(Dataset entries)

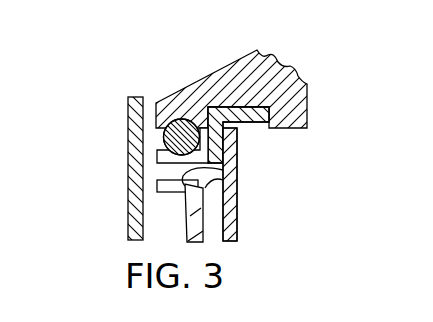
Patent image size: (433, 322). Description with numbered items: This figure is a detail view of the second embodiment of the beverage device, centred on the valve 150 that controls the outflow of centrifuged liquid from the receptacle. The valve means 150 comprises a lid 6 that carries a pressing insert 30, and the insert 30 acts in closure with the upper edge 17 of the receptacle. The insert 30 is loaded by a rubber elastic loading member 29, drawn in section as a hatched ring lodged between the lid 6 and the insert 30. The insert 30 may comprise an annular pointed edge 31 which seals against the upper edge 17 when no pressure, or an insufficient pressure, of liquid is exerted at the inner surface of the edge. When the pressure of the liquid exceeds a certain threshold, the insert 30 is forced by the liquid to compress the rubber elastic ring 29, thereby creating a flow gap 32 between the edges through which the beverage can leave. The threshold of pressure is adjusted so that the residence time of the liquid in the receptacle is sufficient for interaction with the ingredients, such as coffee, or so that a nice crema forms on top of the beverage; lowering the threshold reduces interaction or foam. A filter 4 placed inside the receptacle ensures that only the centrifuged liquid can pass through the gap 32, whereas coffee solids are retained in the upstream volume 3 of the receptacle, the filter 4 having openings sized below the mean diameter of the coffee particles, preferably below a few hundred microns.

The lid 6 is at (196, 77).
The filter 4 is at (238, 218).
The rubber elastic loading member 29 is at (164, 138).
The pressing insert 30 is at (157, 160).
The upper edge of the receptacle 17 is at (157, 187).
The flow gap 32 is at (186, 198).
The annular pointed edge 31 is at (238, 169).
The valve 150 is at (90, 123).
The upstream volume 3 is at (302, 200).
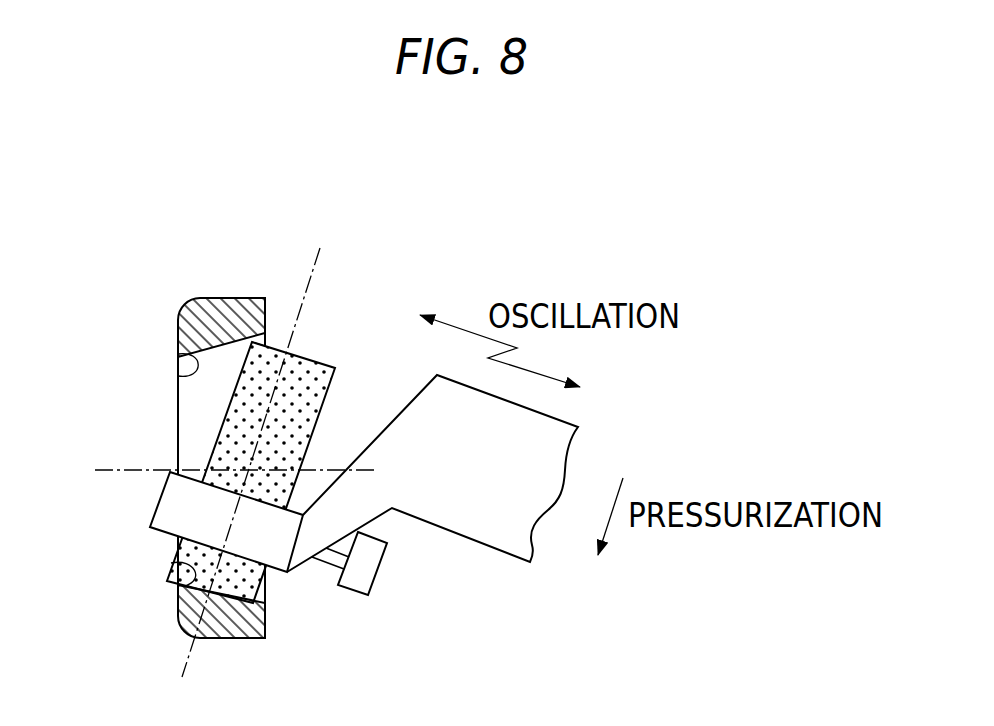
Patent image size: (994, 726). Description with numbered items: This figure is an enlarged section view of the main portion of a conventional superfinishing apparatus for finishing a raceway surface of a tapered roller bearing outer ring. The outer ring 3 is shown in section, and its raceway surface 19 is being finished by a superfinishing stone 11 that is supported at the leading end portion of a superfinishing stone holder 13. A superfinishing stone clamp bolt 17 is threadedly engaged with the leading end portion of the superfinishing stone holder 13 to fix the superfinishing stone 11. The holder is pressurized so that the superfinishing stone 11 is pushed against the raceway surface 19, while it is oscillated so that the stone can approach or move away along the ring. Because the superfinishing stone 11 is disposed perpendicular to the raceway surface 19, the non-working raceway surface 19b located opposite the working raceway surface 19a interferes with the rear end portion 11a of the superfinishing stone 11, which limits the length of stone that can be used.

The outer ring 3 is at (233, 287).
The superfinishing stone 11 is at (323, 348).
The rear end portion 11a is at (268, 337).
The superfinishing stone holder 13 is at (497, 556).
The superfinishing stone clamp bolt 17 is at (378, 578).
The raceway surface 19 is at (268, 595).
The working raceway surface 19a is at (170, 563).
The non-working raceway surface 19b is at (178, 375).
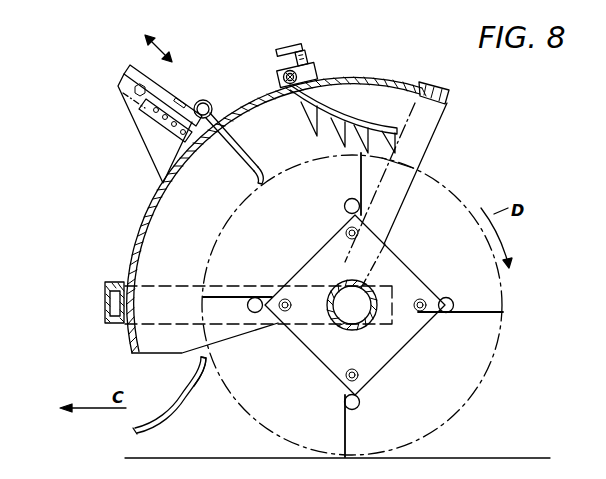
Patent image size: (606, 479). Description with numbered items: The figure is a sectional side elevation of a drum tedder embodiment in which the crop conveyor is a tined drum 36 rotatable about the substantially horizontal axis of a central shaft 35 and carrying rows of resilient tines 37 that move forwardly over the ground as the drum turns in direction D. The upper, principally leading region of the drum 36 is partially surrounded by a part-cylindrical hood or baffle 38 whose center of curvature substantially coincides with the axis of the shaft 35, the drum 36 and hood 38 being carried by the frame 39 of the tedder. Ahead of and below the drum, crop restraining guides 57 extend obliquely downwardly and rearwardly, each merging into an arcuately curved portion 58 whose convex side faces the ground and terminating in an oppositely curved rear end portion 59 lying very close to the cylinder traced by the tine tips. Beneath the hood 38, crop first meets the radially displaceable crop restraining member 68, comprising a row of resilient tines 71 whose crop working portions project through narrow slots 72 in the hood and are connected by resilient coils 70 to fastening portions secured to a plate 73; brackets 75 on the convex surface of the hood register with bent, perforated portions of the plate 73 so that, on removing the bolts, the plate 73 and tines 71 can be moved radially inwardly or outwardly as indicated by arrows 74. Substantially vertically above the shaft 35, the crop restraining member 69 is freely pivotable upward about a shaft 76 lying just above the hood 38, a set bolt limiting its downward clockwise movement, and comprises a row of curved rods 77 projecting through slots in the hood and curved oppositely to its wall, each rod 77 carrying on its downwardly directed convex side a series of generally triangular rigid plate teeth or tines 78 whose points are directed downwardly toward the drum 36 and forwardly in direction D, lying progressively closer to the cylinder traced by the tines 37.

The central shaft 35 is at (350, 312).
The tined drum 36 is at (401, 363).
The resilient tines 37 is at (360, 189).
The hood or baffle 38 is at (146, 218).
The frame 39 is at (104, 301).
The crop restraining guide 57 is at (132, 436).
The arcuately curved portion 58 is at (160, 427).
The rear end portion 59 is at (202, 373).
The crop restraining member 68 is at (100, 141).
The crop restraining member 69 is at (366, 111).
The resilient coil 70 is at (208, 101).
The tines 71 is at (250, 178).
The narrow slot 72 is at (221, 130).
The plate 73 is at (133, 64).
The arrows 74 is at (170, 46).
The brackets 75 is at (148, 152).
The shaft 76 is at (284, 70).
The curved rods 77 is at (371, 129).
The teeth or tines 78 is at (328, 160).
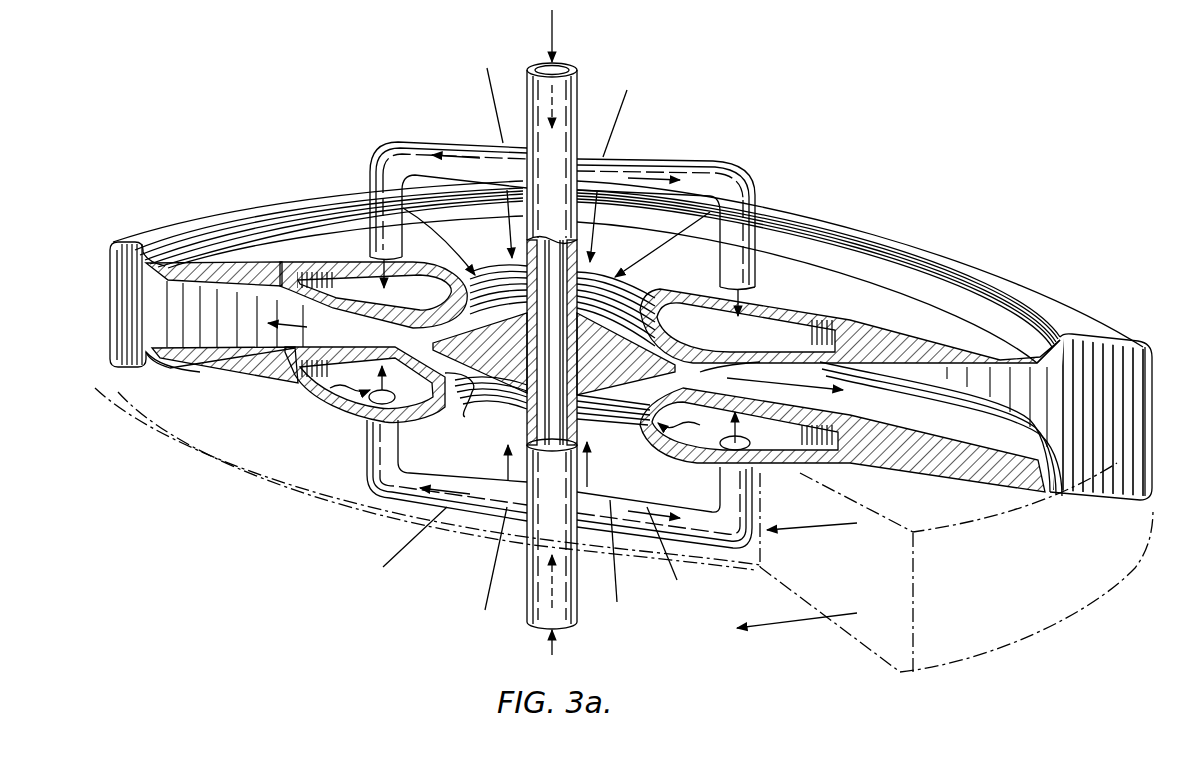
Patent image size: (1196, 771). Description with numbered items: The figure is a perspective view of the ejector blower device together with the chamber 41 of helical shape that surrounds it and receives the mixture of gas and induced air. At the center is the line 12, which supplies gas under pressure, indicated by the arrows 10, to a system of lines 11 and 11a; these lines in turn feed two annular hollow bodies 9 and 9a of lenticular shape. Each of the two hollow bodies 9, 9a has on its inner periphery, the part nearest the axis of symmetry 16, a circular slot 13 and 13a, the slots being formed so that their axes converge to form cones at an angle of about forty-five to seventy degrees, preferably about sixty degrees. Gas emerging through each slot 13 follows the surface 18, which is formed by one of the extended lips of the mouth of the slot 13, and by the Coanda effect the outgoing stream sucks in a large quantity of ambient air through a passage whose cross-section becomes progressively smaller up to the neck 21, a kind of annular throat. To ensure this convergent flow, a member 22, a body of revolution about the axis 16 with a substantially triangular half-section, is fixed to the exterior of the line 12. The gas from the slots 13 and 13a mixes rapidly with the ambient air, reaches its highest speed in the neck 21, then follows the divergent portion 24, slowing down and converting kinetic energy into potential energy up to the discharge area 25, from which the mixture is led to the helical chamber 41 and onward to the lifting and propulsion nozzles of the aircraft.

The annular hollow body 9 is at (333, 290).
The annular hollow body 9a is at (325, 390).
The arrows indicating gas under pressure 10 is at (750, 233).
The line 11 is at (412, 152).
The line 11a is at (480, 505).
The line 12 is at (578, 86).
The circular slot 13 is at (447, 300).
The circular slot 13a is at (462, 408).
The axis of symmetry 16 is at (530, 590).
The surface 18 is at (390, 313).
The neck 21 is at (707, 375).
The member 22 is at (613, 373).
The divergent portion 24 is at (242, 347).
The discharge area 25 is at (168, 358).
The chamber 41 is at (125, 323).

Exercise objective:
Reproduce all of the rows above word for word, leaving the pictures out.

Full solution:
Patent image size: (433, 322). Description with numbered items: This figure is a detail view of the second embodiment of the beverage device, centred on the valve 150 that controls the outflow of centrifuged liquid from the receptacle. The valve means 150 comprises a lid 6 that carries a pressing insert 30, and the insert 30 acts in closure with the upper edge 17 of the receptacle. The insert 30 is loaded by a rubber elastic loading member 29, drawn in section as a hatched ring lodged between the lid 6 and the insert 30. The insert 30 may comprise an annular pointed edge 31 which seals against the upper edge 17 when no pressure, or an insufficient pressure, of liquid is exerted at the inner surface of the edge. When the pressure of the liquid exceeds a certain threshold, the insert 30 is forced by the liquid to compress the rubber elastic ring 29, thereby creating a flow gap 32 between the edges through which the beverage can leave. The threshold of pressure is adjusted so that the residence time of the liquid in the receptacle is sufficient for interaction with the ingredients, such as coffee, or so that a nice crema forms on top of the beverage; lowering the threshold reduces interaction or foam. A filter 4 placed inside the receptacle ensures that only the centrifuged liquid can pass through the gap 32, whereas coffee solids are retained in the upstream volume 3 of the receptacle, the filter 4 having openings sized below the mean diameter of the coffee particles, preferably below a few hundred microns.

The lid 6 is at (196, 77).
The filter 4 is at (238, 218).
The rubber elastic loading member 29 is at (164, 138).
The pressing insert 30 is at (157, 160).
The upper edge of the receptacle 17 is at (157, 187).
The flow gap 32 is at (186, 198).
The annular pointed edge 31 is at (238, 169).
The valve 150 is at (90, 123).
The upstream volume 3 is at (302, 200).
Patent image size: (994, 726). Description with numbered items: This figure is an enlarged section view of the main portion of a conventional superfinishing apparatus for finishing a raceway surface of a tapered roller bearing outer ring. The outer ring 3 is shown in section, and its raceway surface 19 is being finished by a superfinishing stone 11 that is supported at the leading end portion of a superfinishing stone holder 13. A superfinishing stone clamp bolt 17 is threadedly engaged with the leading end portion of the superfinishing stone holder 13 to fix the superfinishing stone 11. The holder is pressurized so that the superfinishing stone 11 is pushed against the raceway surface 19, while it is oscillated so that the stone can approach or move away along the ring. Because the superfinishing stone 11 is disposed perpendicular to the raceway surface 19, the non-working raceway surface 19b located opposite the working raceway surface 19a interferes with the rear end portion 11a of the superfinishing stone 11, which limits the length of stone that can be used.

The outer ring 3 is at (233, 287).
The superfinishing stone 11 is at (323, 348).
The rear end portion 11a is at (268, 337).
The superfinishing stone holder 13 is at (497, 556).
The superfinishing stone clamp bolt 17 is at (378, 578).
The raceway surface 19 is at (268, 595).
The working raceway surface 19a is at (170, 563).
The non-working raceway surface 19b is at (178, 375).
Patent image size: (606, 479). Description with numbered items: The figure is a sectional side elevation of a drum tedder embodiment in which the crop conveyor is a tined drum 36 rotatable about the substantially horizontal axis of a central shaft 35 and carrying rows of resilient tines 37 that move forwardly over the ground as the drum turns in direction D. The upper, principally leading region of the drum 36 is partially surrounded by a part-cylindrical hood or baffle 38 whose center of curvature substantially coincides with the axis of the shaft 35, the drum 36 and hood 38 being carried by the frame 39 of the tedder. Ahead of and below the drum, crop restraining guides 57 extend obliquely downwardly and rearwardly, each merging into an arcuately curved portion 58 whose convex side faces the ground and terminating in an oppositely curved rear end portion 59 lying very close to the cylinder traced by the tine tips. Beneath the hood 38, crop first meets the radially displaceable crop restraining member 68, comprising a row of resilient tines 71 whose crop working portions project through narrow slots 72 in the hood and are connected by resilient coils 70 to fastening portions secured to a plate 73; brackets 75 on the convex surface of the hood register with bent, perforated portions of the plate 73 so that, on removing the bolts, the plate 73 and tines 71 can be moved radially inwardly or outwardly as indicated by arrows 74. Substantially vertically above the shaft 35, the crop restraining member 69 is freely pivotable upward about a shaft 76 lying just above the hood 38, a set bolt limiting its downward clockwise movement, and comprises a row of curved rods 77 projecting through slots in the hood and curved oppositely to its wall, each rod 77 carrying on its downwardly directed convex side a series of generally triangular rigid plate teeth or tines 78 whose points are directed downwardly toward the drum 36 and forwardly in direction D, lying progressively closer to the cylinder traced by the tines 37.

The central shaft 35 is at (350, 312).
The tined drum 36 is at (401, 363).
The resilient tines 37 is at (360, 189).
The hood or baffle 38 is at (146, 218).
The frame 39 is at (104, 301).
The crop restraining guide 57 is at (132, 436).
The arcuately curved portion 58 is at (160, 427).
The rear end portion 59 is at (202, 373).
The crop restraining member 68 is at (100, 141).
The crop restraining member 69 is at (366, 111).
The resilient coil 70 is at (208, 101).
The tines 71 is at (250, 178).
The narrow slot 72 is at (221, 130).
The plate 73 is at (133, 64).
The arrows 74 is at (170, 46).
The brackets 75 is at (148, 152).
The shaft 76 is at (284, 70).
The curved rods 77 is at (371, 129).
The teeth or tines 78 is at (328, 160).
Patent image size: (1196, 771). Description with numbered items: The figure is a perspective view of the ejector blower device together with the chamber 41 of helical shape that surrounds it and receives the mixture of gas and induced air. At the center is the line 12, which supplies gas under pressure, indicated by the arrows 10, to a system of lines 11 and 11a; these lines in turn feed two annular hollow bodies 9 and 9a of lenticular shape. Each of the two hollow bodies 9, 9a has on its inner periphery, the part nearest the axis of symmetry 16, a circular slot 13 and 13a, the slots being formed so that their axes converge to form cones at an angle of about forty-five to seventy degrees, preferably about sixty degrees. Gas emerging through each slot 13 follows the surface 18, which is formed by one of the extended lips of the mouth of the slot 13, and by the Coanda effect the outgoing stream sucks in a large quantity of ambient air through a passage whose cross-section becomes progressively smaller up to the neck 21, a kind of annular throat. To ensure this convergent flow, a member 22, a body of revolution about the axis 16 with a substantially triangular half-section, is fixed to the exterior of the line 12. The gas from the slots 13 and 13a mixes rapidly with the ambient air, reaches its highest speed in the neck 21, then follows the divergent portion 24, slowing down and converting kinetic energy into potential energy up to the discharge area 25, from which the mixture is led to the helical chamber 41 and onward to the lifting and propulsion nozzles of the aircraft.

The annular hollow body 9 is at (333, 290).
The annular hollow body 9a is at (325, 390).
The arrows indicating gas under pressure 10 is at (750, 233).
The line 11 is at (412, 152).
The line 11a is at (480, 505).
The line 12 is at (578, 86).
The circular slot 13 is at (447, 300).
The circular slot 13a is at (462, 408).
The axis of symmetry 16 is at (530, 590).
The surface 18 is at (390, 313).
The neck 21 is at (707, 375).
The member 22 is at (613, 373).
The divergent portion 24 is at (242, 347).
The discharge area 25 is at (168, 358).
The chamber 41 is at (125, 323).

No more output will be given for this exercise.